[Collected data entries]
....

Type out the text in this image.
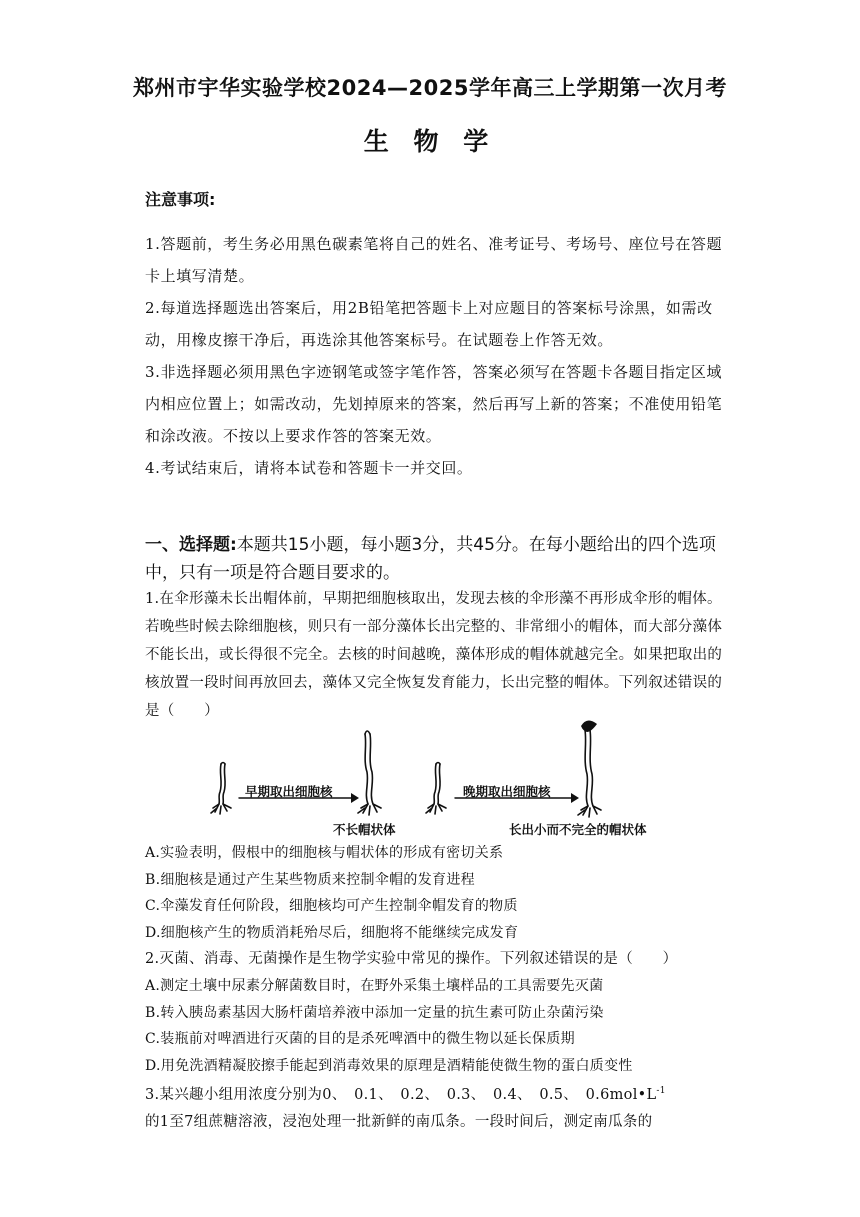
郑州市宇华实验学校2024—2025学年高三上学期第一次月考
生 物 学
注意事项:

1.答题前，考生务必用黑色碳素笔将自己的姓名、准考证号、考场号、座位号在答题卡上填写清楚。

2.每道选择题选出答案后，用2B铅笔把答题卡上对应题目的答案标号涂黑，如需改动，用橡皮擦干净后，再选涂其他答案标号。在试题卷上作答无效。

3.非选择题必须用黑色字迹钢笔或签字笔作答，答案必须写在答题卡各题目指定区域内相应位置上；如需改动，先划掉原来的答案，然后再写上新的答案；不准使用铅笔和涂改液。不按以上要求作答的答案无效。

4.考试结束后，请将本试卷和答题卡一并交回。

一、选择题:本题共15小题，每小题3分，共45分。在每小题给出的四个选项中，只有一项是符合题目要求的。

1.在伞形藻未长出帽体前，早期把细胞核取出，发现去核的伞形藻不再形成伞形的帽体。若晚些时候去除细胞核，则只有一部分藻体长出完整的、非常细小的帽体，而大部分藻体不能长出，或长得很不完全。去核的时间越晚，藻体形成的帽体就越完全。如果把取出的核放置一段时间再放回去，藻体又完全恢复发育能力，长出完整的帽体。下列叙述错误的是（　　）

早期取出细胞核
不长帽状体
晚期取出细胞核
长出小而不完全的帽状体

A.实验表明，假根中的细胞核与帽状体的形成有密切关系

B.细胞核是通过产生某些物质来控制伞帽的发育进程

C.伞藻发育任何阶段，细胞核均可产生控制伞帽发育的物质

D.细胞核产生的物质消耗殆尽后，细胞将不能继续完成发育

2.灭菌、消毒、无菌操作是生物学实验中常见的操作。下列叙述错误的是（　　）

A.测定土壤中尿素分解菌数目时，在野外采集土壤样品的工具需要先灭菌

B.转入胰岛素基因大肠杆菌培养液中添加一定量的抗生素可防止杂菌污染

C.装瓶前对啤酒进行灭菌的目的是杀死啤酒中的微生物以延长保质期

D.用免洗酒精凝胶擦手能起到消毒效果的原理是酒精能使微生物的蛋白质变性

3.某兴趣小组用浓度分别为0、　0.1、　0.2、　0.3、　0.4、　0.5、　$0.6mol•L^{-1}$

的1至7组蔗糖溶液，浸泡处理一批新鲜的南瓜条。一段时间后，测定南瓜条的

....

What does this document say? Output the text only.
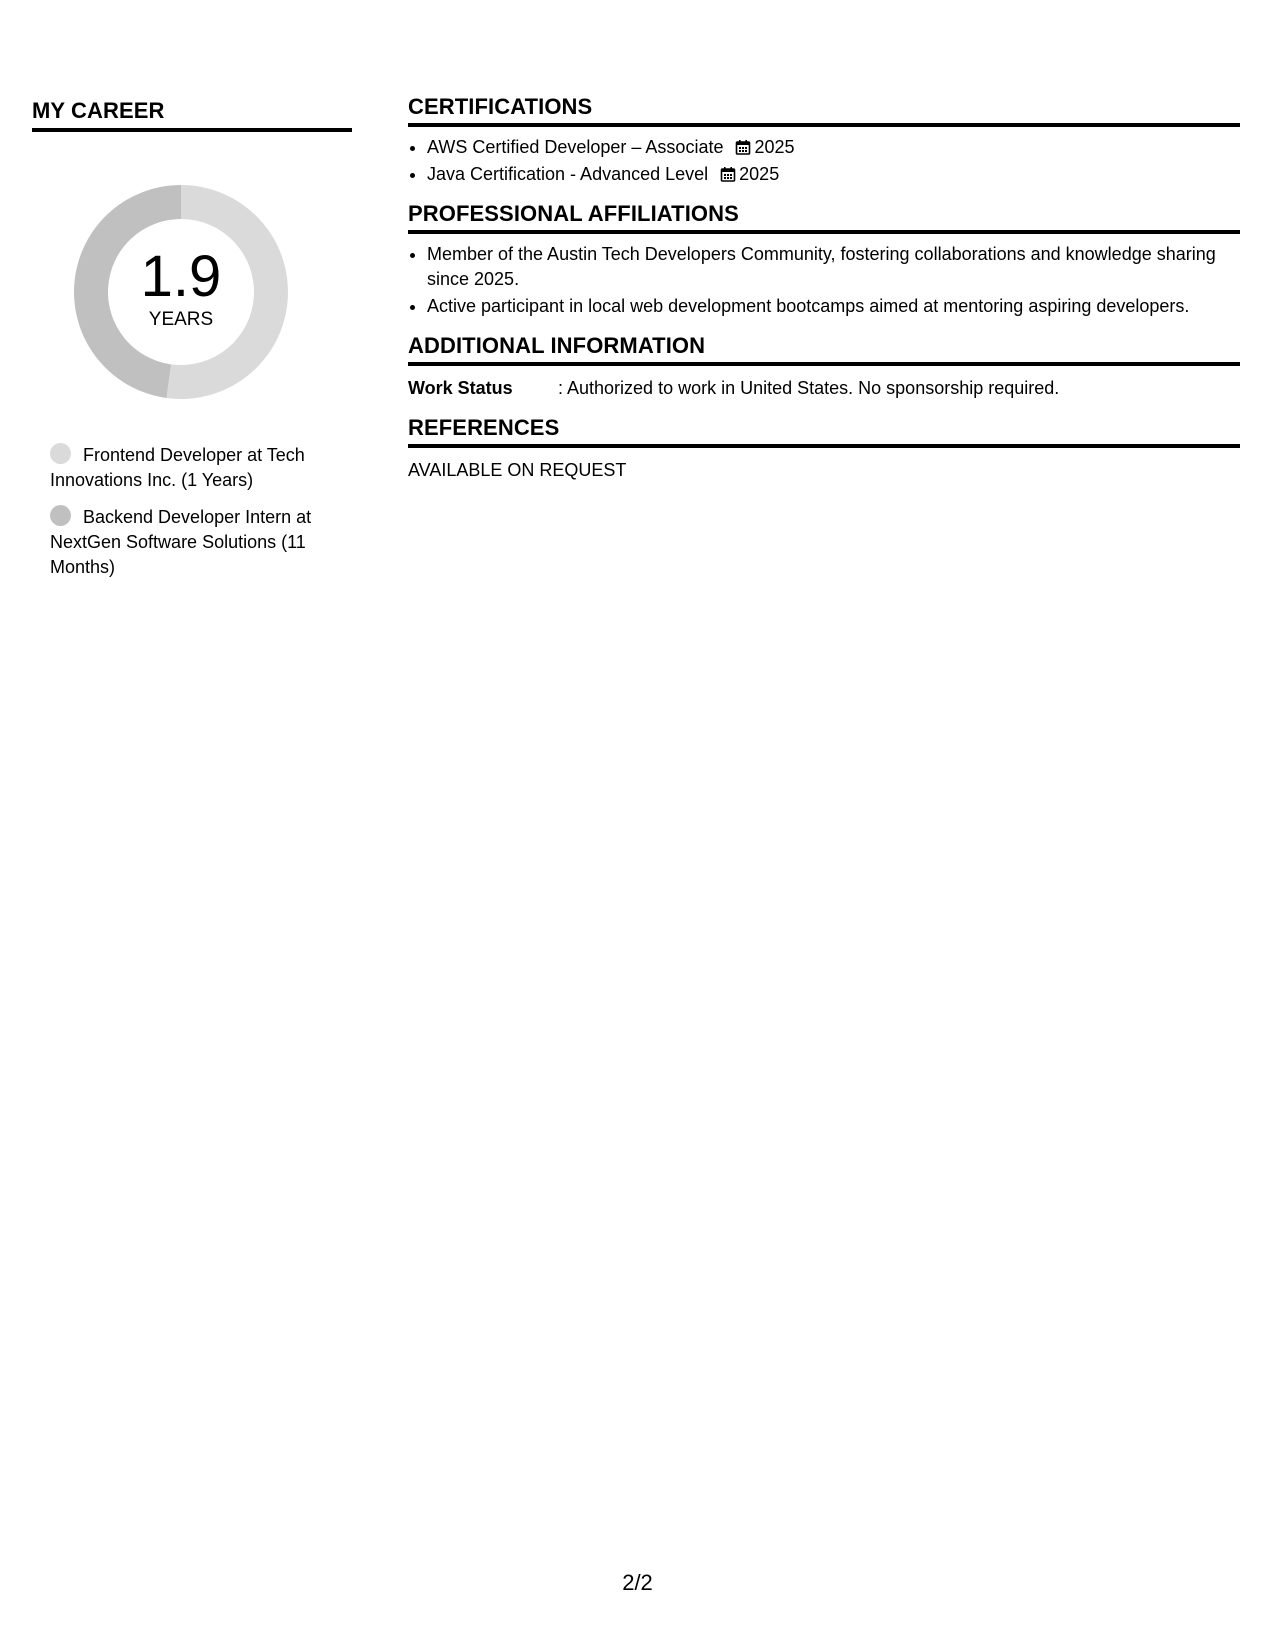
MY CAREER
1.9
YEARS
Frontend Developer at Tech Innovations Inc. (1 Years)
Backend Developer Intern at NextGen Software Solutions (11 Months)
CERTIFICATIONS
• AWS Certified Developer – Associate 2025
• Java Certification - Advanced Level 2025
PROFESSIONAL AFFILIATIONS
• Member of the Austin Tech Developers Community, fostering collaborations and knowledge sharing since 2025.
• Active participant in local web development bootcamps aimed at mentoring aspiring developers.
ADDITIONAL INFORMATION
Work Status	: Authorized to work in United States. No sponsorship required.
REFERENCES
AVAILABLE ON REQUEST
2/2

....

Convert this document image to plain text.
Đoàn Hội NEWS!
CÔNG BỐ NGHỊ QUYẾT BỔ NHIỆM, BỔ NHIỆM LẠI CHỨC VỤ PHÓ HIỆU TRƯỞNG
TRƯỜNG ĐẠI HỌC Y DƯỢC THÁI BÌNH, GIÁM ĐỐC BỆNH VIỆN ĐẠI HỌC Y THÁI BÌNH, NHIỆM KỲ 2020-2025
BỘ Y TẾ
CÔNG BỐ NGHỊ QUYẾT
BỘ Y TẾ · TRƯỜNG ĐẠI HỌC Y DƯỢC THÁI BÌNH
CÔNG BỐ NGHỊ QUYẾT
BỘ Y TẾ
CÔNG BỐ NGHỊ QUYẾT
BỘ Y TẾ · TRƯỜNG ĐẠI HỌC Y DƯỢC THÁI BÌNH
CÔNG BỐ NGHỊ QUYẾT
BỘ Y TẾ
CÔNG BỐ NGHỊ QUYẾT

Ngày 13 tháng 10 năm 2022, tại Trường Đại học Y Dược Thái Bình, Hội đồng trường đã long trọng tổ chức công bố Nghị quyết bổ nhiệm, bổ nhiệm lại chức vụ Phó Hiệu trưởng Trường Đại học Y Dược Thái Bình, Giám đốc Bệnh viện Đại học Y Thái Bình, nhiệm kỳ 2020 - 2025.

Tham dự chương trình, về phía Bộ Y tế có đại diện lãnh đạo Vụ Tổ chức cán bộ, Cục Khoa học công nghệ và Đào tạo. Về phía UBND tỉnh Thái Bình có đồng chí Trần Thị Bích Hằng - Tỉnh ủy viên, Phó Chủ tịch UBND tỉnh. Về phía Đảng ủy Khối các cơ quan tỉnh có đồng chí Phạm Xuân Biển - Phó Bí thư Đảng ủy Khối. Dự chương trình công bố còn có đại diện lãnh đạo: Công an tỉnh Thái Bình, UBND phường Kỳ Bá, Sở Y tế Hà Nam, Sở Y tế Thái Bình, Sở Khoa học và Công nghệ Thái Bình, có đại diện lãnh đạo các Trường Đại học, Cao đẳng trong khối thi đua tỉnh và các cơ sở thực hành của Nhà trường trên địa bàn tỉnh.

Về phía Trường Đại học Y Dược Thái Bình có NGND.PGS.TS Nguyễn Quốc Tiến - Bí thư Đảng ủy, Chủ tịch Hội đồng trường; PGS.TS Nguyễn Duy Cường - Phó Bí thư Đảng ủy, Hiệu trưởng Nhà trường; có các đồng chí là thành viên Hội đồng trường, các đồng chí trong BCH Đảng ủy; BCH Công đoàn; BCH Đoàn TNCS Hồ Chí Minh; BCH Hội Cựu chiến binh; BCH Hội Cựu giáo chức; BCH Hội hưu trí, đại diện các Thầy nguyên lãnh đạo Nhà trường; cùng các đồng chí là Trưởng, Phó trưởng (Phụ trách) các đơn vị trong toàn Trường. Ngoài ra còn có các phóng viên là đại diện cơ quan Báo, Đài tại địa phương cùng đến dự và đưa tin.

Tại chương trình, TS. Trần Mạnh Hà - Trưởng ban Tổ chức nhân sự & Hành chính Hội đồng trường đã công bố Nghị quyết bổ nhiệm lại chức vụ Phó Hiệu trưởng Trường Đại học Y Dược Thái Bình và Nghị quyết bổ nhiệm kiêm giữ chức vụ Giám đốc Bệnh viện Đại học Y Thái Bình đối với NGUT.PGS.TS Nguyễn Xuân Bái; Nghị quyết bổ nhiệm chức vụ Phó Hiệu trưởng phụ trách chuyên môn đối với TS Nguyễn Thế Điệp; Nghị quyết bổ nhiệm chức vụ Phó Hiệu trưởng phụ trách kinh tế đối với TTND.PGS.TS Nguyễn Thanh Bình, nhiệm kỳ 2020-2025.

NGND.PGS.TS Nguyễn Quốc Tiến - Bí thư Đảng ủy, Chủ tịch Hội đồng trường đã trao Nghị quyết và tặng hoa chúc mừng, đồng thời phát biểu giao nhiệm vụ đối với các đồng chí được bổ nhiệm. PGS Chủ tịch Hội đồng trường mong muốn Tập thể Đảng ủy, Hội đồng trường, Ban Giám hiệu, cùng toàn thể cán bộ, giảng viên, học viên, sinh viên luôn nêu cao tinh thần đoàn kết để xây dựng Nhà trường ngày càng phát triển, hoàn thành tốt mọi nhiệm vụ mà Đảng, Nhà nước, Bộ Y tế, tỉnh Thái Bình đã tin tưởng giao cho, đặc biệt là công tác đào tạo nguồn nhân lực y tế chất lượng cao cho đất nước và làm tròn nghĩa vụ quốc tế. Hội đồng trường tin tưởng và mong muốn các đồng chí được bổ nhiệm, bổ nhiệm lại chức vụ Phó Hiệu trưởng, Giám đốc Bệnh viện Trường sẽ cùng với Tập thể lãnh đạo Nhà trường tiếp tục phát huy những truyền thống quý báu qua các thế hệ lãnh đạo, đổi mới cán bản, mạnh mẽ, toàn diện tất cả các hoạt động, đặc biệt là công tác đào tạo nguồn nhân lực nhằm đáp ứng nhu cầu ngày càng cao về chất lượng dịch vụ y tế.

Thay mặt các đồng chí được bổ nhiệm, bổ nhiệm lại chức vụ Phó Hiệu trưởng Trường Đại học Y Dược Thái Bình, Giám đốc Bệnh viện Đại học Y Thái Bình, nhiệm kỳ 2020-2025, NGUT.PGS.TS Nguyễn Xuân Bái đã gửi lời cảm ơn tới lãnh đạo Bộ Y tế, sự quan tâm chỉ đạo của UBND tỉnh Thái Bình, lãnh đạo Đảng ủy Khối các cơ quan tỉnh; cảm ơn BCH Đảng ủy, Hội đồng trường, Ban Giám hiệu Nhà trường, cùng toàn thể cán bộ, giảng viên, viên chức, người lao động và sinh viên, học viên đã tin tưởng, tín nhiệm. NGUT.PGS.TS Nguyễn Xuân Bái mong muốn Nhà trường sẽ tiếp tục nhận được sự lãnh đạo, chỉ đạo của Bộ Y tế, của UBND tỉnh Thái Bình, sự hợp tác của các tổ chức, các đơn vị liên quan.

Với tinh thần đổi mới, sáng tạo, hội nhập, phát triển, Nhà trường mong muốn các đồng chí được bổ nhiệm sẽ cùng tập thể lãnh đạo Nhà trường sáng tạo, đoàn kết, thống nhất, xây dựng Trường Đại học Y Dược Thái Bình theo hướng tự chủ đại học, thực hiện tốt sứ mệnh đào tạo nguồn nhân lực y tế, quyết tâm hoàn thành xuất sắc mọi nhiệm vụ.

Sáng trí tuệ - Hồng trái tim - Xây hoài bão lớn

....

Your task is to collect every line above that contains the word "image".

Type out the text in this image.
Convert this document image to plain text.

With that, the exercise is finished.